• Set task:
Give back the full listing verbatim, apart from its images.
------ Records to use ------
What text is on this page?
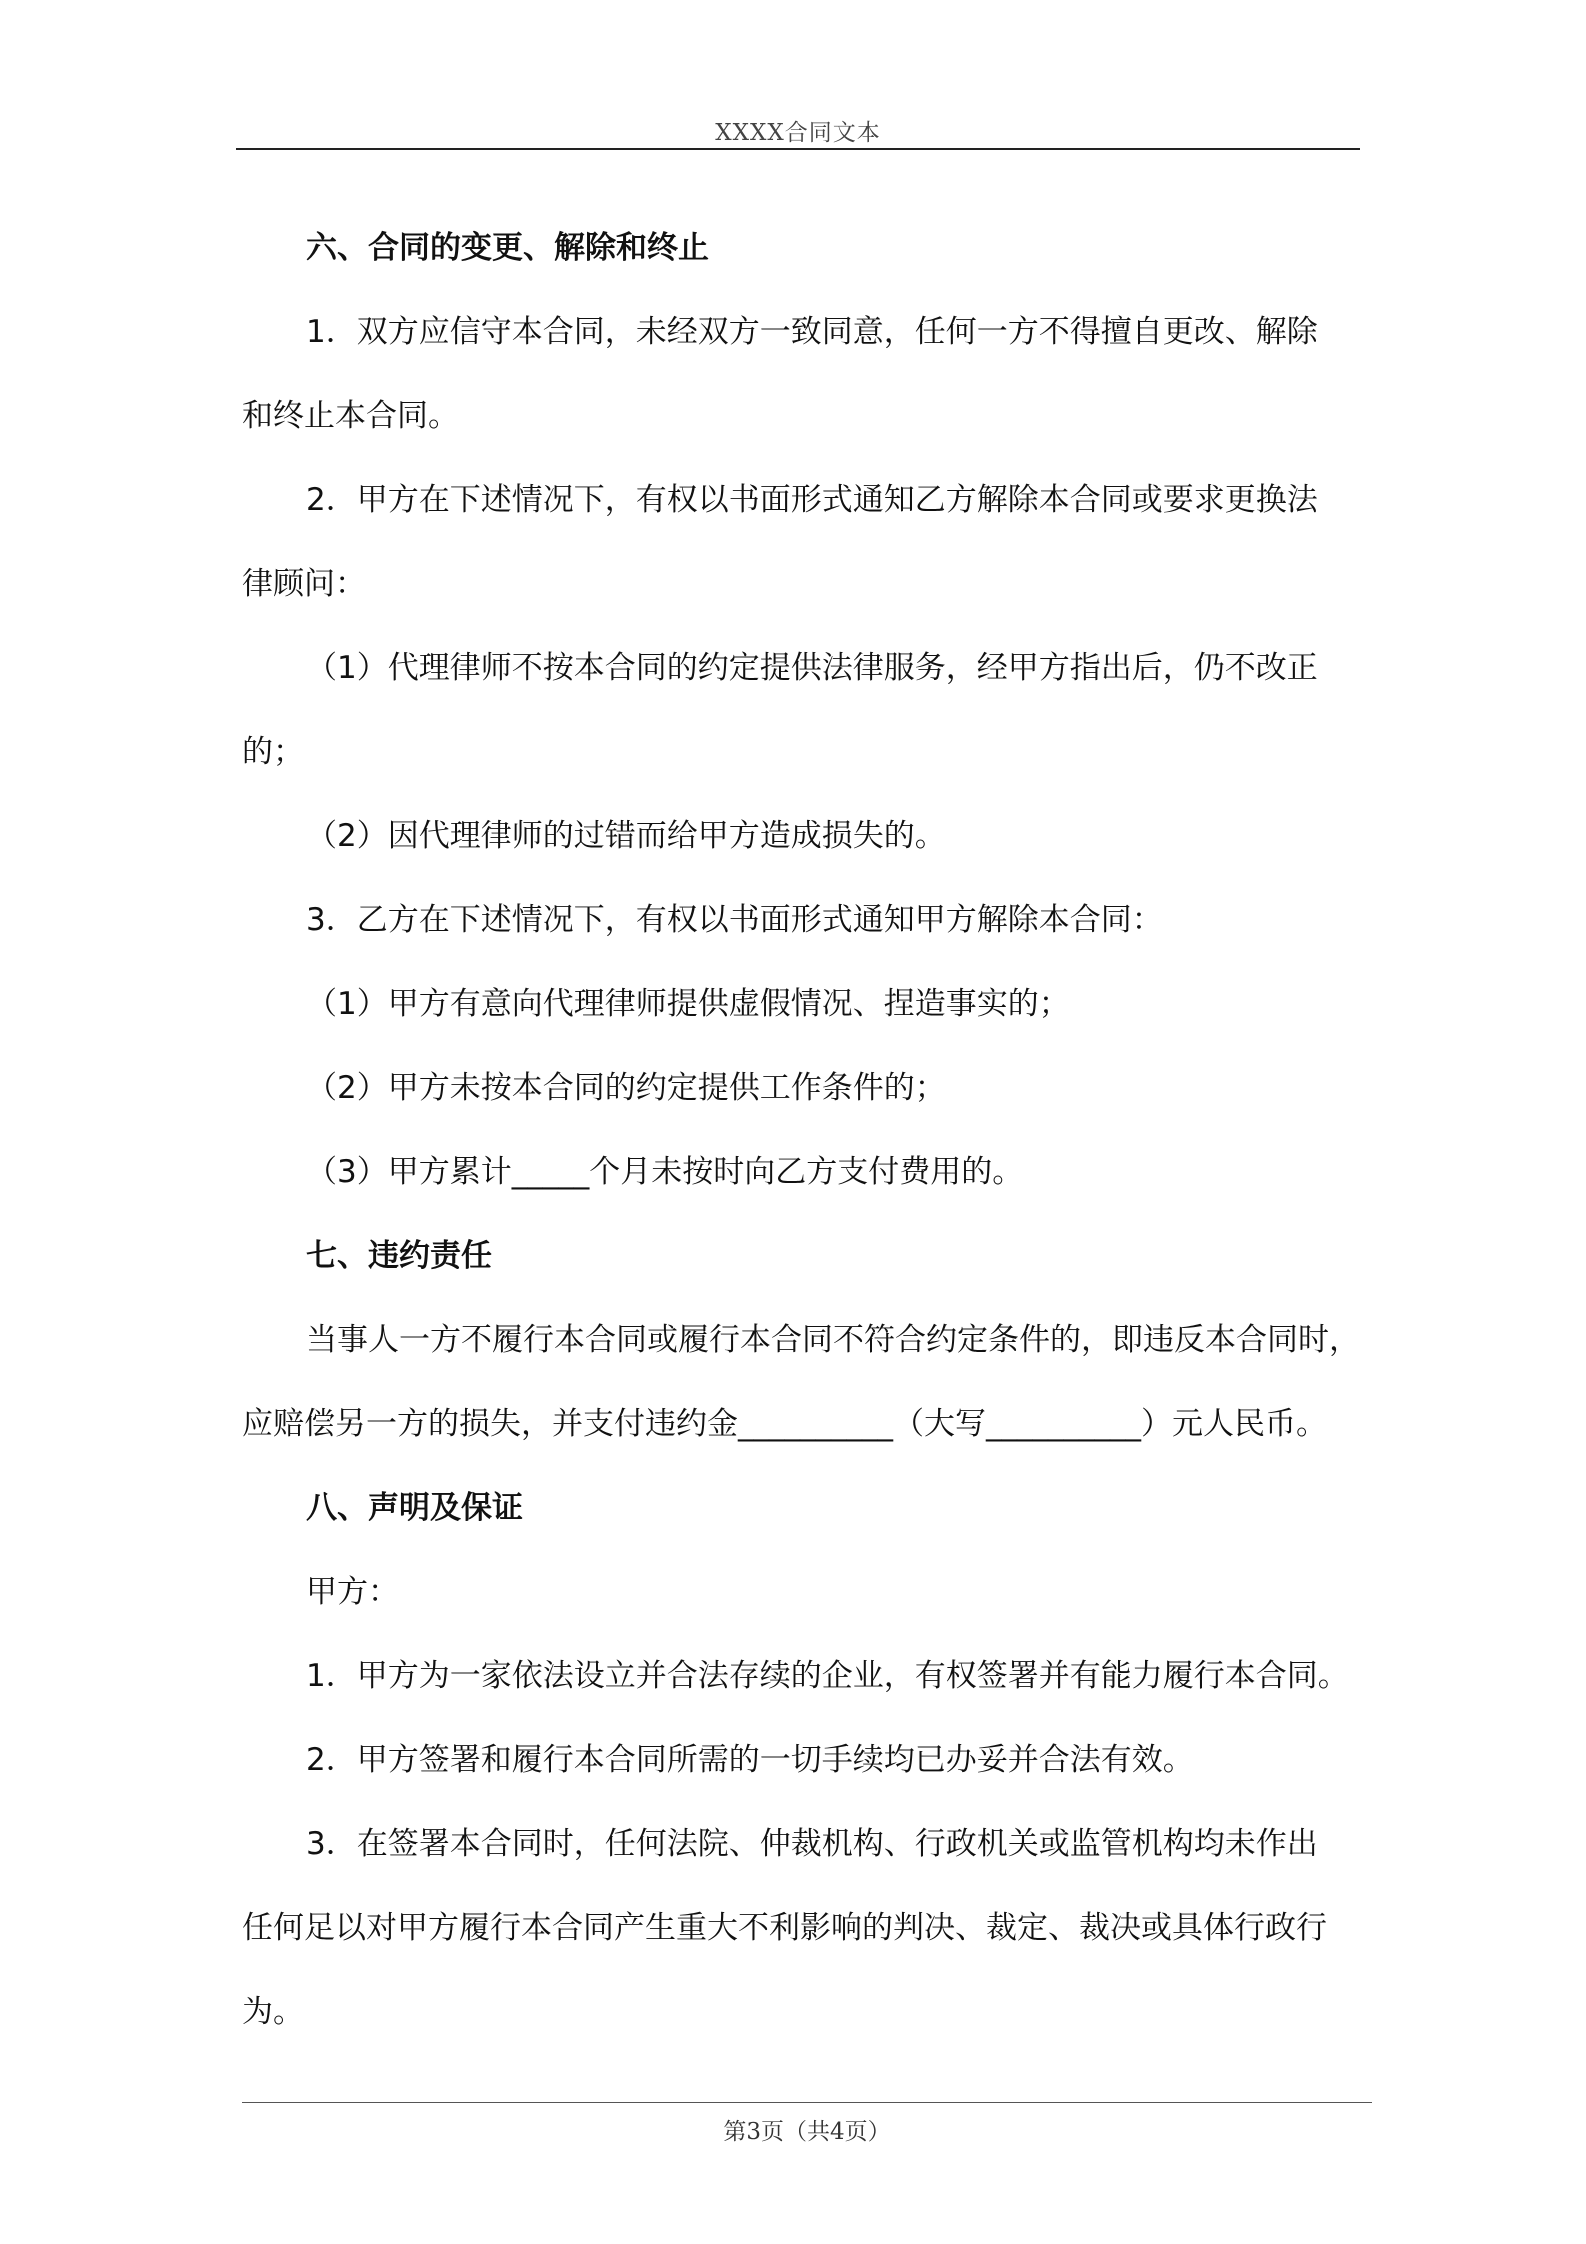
XXXX合同文本
六、合同的变更、解除和终止
1．双方应信守本合同，未经双方一致同意，任何一方不得擅自更改、解除
和终止本合同。
2．甲方在下述情况下，有权以书面形式通知乙方解除本合同或要求更换法
律顾问：
（1）代理律师不按本合同的约定提供法律服务，经甲方指出后，仍不改正
的；
（2）因代理律师的过错而给甲方造成损失的。
3．乙方在下述情况下，有权以书面形式通知甲方解除本合同：
（1）甲方有意向代理律师提供虚假情况、捏造事实的；
（2）甲方未按本合同的约定提供工作条件的；
（3）甲方累计_____个月未按时向乙方支付费用的。
七、违约责任
当事人一方不履行本合同或履行本合同不符合约定条件的，即违反本合同时，
应赔偿另一方的损失，并支付违约金__________（大写__________）元人民币。
八、声明及保证
甲方：
1．甲方为一家依法设立并合法存续的企业，有权签署并有能力履行本合同。
2．甲方签署和履行本合同所需的一切手续均已办妥并合法有效。
3．在签署本合同时，任何法院、仲裁机构、行政机关或监管机构均未作出
任何足以对甲方履行本合同产生重大不利影响的判决、裁定、裁决或具体行政行
为。
第3页（共4页）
------
• Result below:
What text is on this page?
XXXX合同文本
六、合同的变更、解除和终止
1．双方应信守本合同，未经双方一致同意，任何一方不得擅自更改、解除
和终止本合同。
2．甲方在下述情况下，有权以书面形式通知乙方解除本合同或要求更换法
律顾问：
（1）代理律师不按本合同的约定提供法律服务，经甲方指出后，仍不改正
的；
（2）因代理律师的过错而给甲方造成损失的。
3．乙方在下述情况下，有权以书面形式通知甲方解除本合同：
（1）甲方有意向代理律师提供虚假情况、捏造事实的；
（2）甲方未按本合同的约定提供工作条件的；
（3）甲方累计_____个月未按时向乙方支付费用的。
七、违约责任
当事人一方不履行本合同或履行本合同不符合约定条件的，即违反本合同时，
应赔偿另一方的损失，并支付违约金__________（大写__________）元人民币。
八、声明及保证
甲方：
1．甲方为一家依法设立并合法存续的企业，有权签署并有能力履行本合同。
2．甲方签署和履行本合同所需的一切手续均已办妥并合法有效。
3．在签署本合同时，任何法院、仲裁机构、行政机关或监管机构均未作出
任何足以对甲方履行本合同产生重大不利影响的判决、裁定、裁决或具体行政行
为。
第3页（共4页）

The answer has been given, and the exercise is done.